• [Your goal]: Lines containing the word "Tolaga" are to be located and copied.

• [Data for this task]:
• • • • • • •

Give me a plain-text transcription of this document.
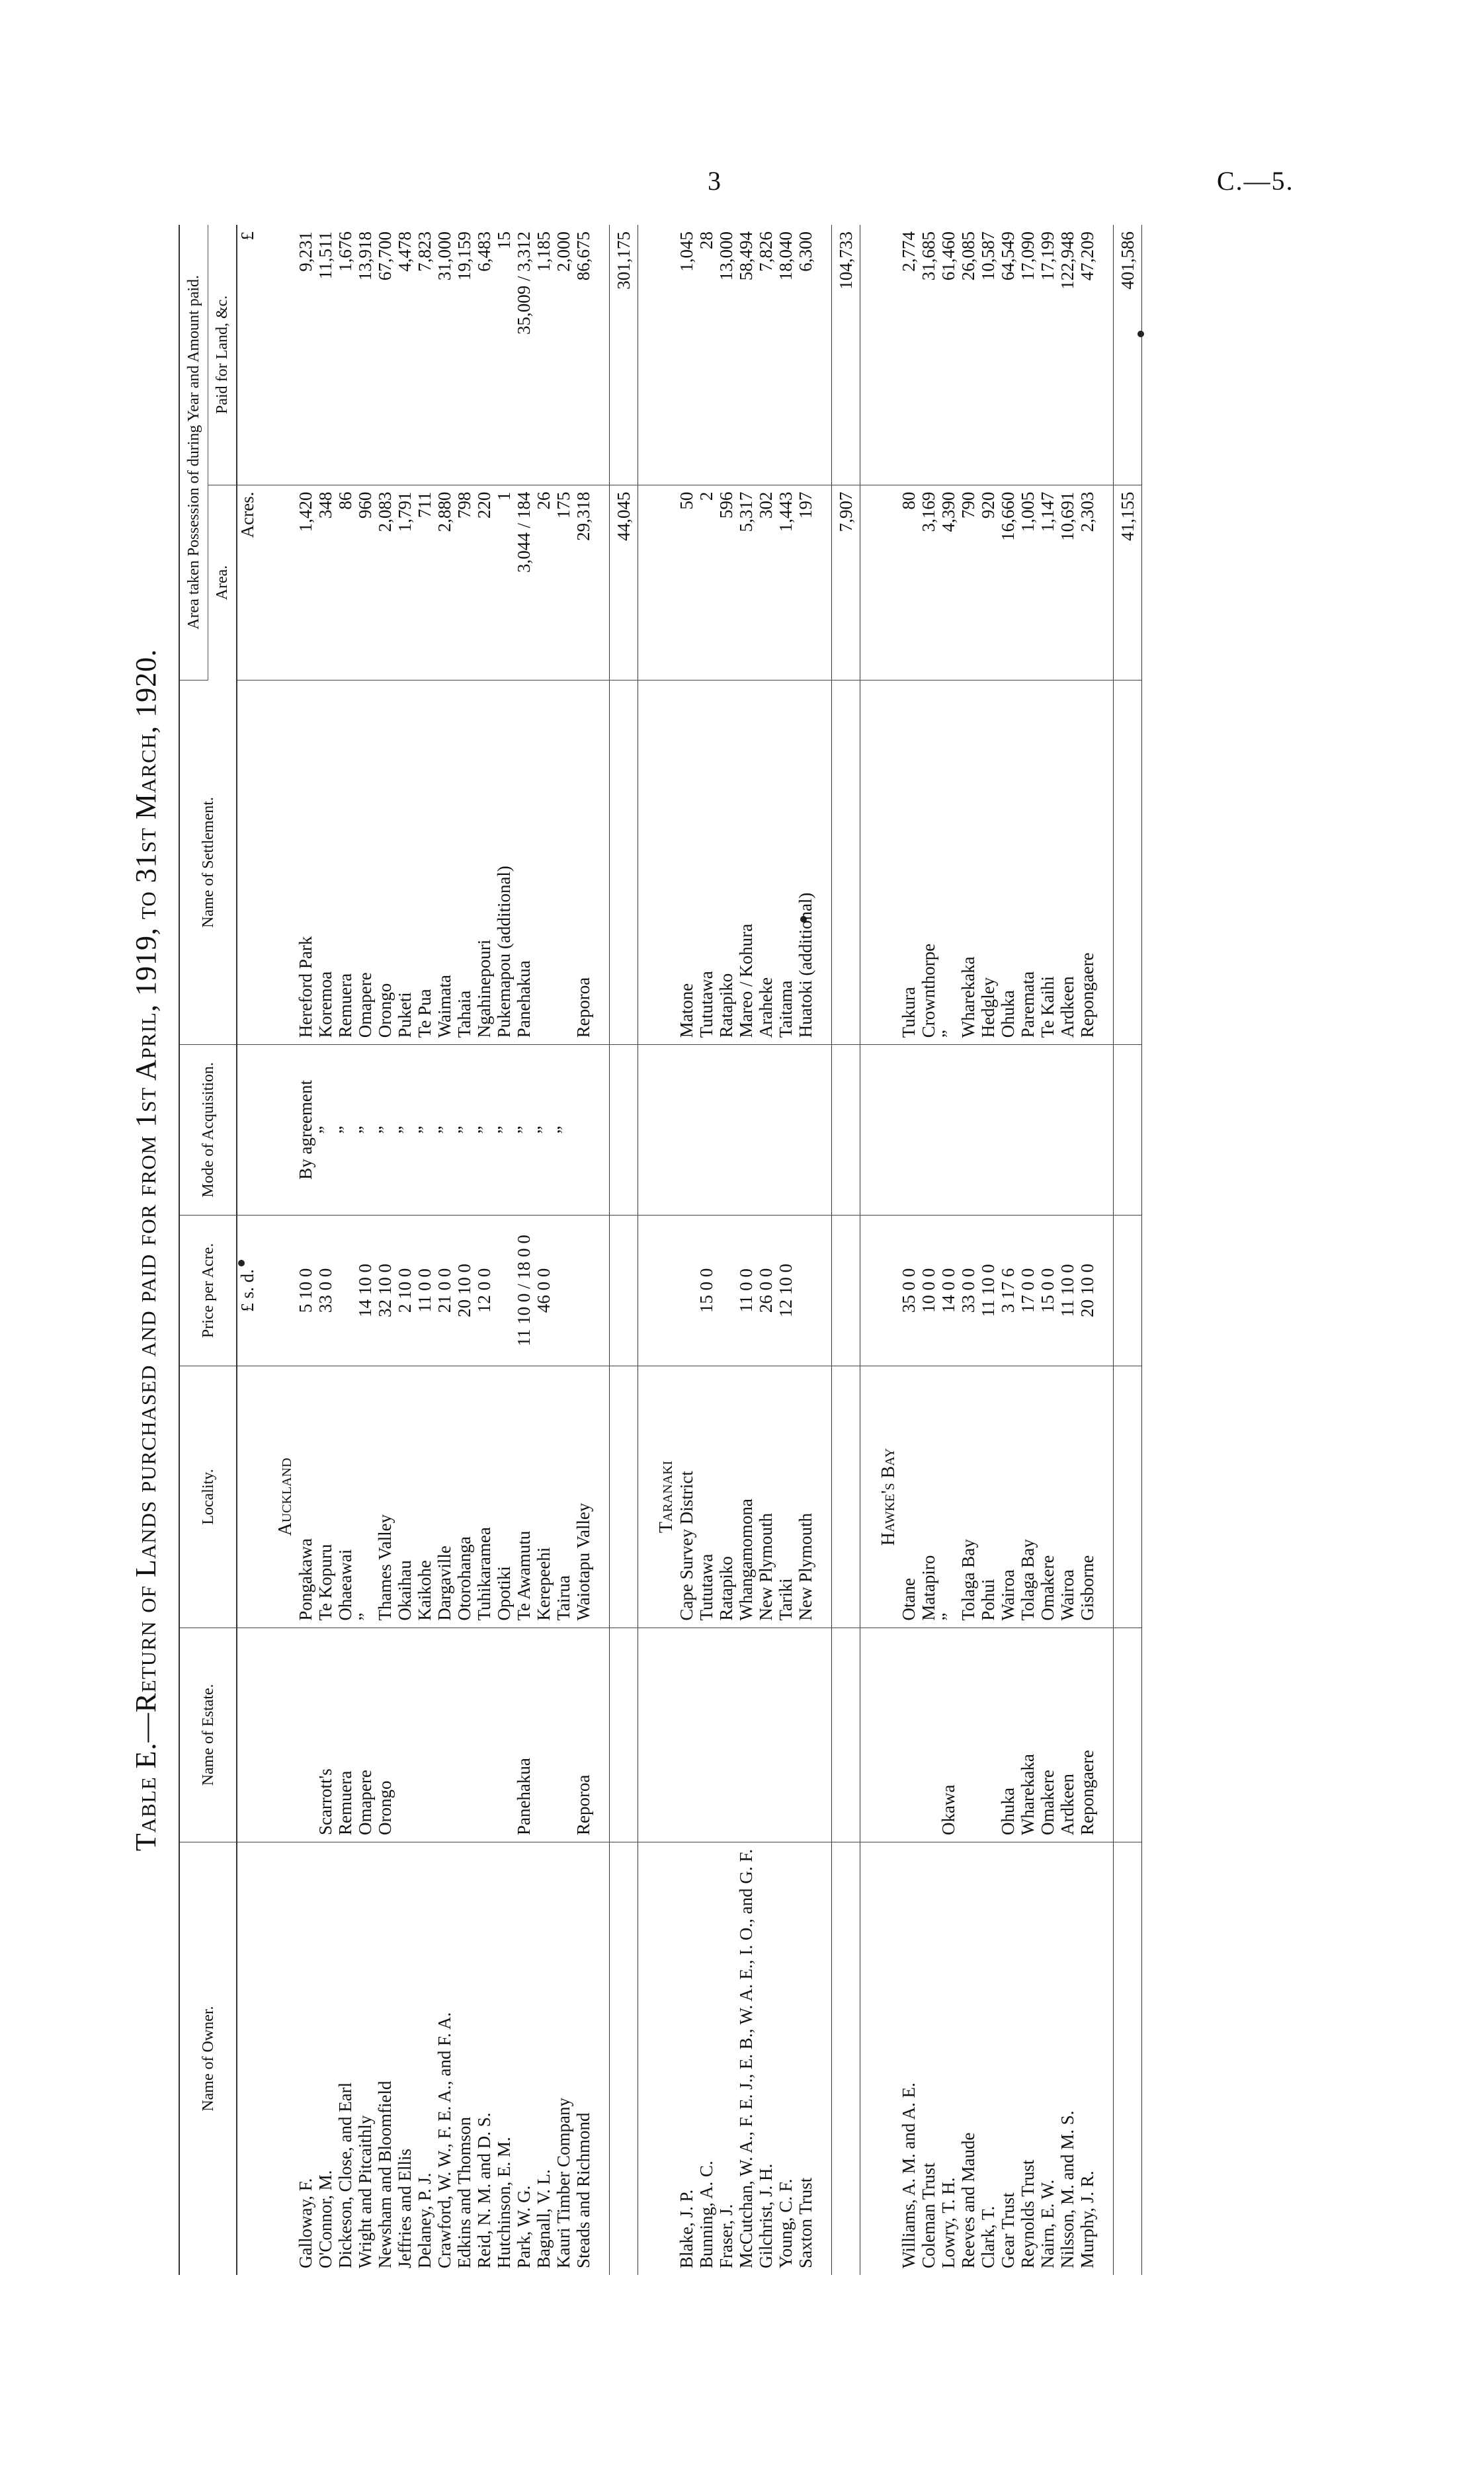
3	C.—5.
Table E.—Return of Lands purchased and paid for from 1st April, 1919, to 31st March, 1920.
Name of Owner.	Name of Estate.	Locality.	Price per Acre.	Mode of Acquisition.	Name of Settlement.	Area taken Possession of during Year and Amount paid.	
						Area.	Paid for Land, &c.
			£ s. d.			Acres.	£
		Auckland					
Galloway, F.		Pongakawa	5 10 0	By agreement	Hereford Park	1,420	9,231
O'Connor, M.	Scarrott's	Te Kopuru	33 0 0	”	Koremoa	348	11,511
Dickeson, Close, and Earl	Remuera	Ohaeawai		”	Remuera	86	1,676
Wright and Pitcaithly	Omapere	”	14 10 0	”	Omapere	960	13,918
Newsham and Bloomfield	Orongo	Thames Valley	32 10 0	”	Orongo	2,083	67,700
Jeffries and Ellis		Okaihau	2 10 0	”	Puketi	1,791	4,478
Delaney, P. J.		Kaikohe	11 0 0	”	Te Pua	711	7,823
Crawford, W. W., F. E. A., and F. A.		Dargaville	21 0 0	”	Waimata	2,880	31,000
Edkins and Thomson		Otorohanga	20 10 0	”	Tahaia	798	19,159
Reid, N. M. and D. S.		Tuhikaramea	12 0 0	”	Ngahinepouri	220	6,483
Hutchinson, E. M.		Opotiki		”	Pukemapou (additional)	1	15
Park, W. G.	Panehakua	Te Awamutu	11 10 0 / 18 0 0	”	Panehakua	3,044 / 184	35,009 / 3,312
Bagnall, V. L.		Kerepeehi	46 0 0	”		26	1,185
Kauri Timber Company		Tairua		”		175	2,000
Steads and Richmond	Reporoa	Waiotapu Valley			Reporoa	29,318	86,675

						44,045	301,175
		Taranaki					
Blake, J. P.		Cape Survey District			Matone	50	1,045
Bunning, A. C.		Tututawa	15 0 0		Tututawa	2	28
Fraser, J.		Ratapiko			Ratapiko	596	13,000
McCutchan, W. A., F. E. J., E. B., W. A. E., I. O., and G. F.		Whangamomona	11 0 0		Mareo / Kohura	5,317	58,494
Gilchrist, J. H.		New Plymouth	26 0 0		Araheke	302	7,826
Young, C. F.		Tariki	12 10 0		Taitama	1,443	18,040
Saxton Trust		New Plymouth			Huatoki (additional)	197	6,300

						7,907	104,733
		Hawke's Bay					
Williams, A. M. and A. E.		Otane	35 0 0		Tukura	80	2,774
Coleman Trust		Matapiro	10 0 0		Crownthorpe	3,169	31,685
Lowry, T. H.	Okawa	”	14 0 0		”	4,390	61,460
Reeves and Maude		Tolaga Bay	33 0 0		Wharekaka	790	26,085
Clark, T.		Pohui	11 10 0		Hedgley	920	10,587
Gear Trust	Ohuka	Wairoa	3 17 6		Ohuka	16,660	64,549
Reynolds Trust	Wharekaka	Tolaga Bay	17 0 0		Paremata	1,005	17,090
Nairn, E. W.	Omakere	Omakere	15 0 0		Te Kaihi	1,147	17,199
Nilsson, M. and M. S.	Ardkeen	Wairoa	11 10 0		Ardkeen	10,691	122,948
Murphy, J. R.	Repongaere	Gisborne	20 10 0		Repongaere	2,303	47,209

						41,155	401,586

• • • • • • •

• [Result below]:
Reeves and Maude		Tolaga Bay	33 0 0		Wharekaka	790	26,085
Reynolds Trust	Wharekaka	Tolaga Bay	17 0 0		Paremata	1,005	17,090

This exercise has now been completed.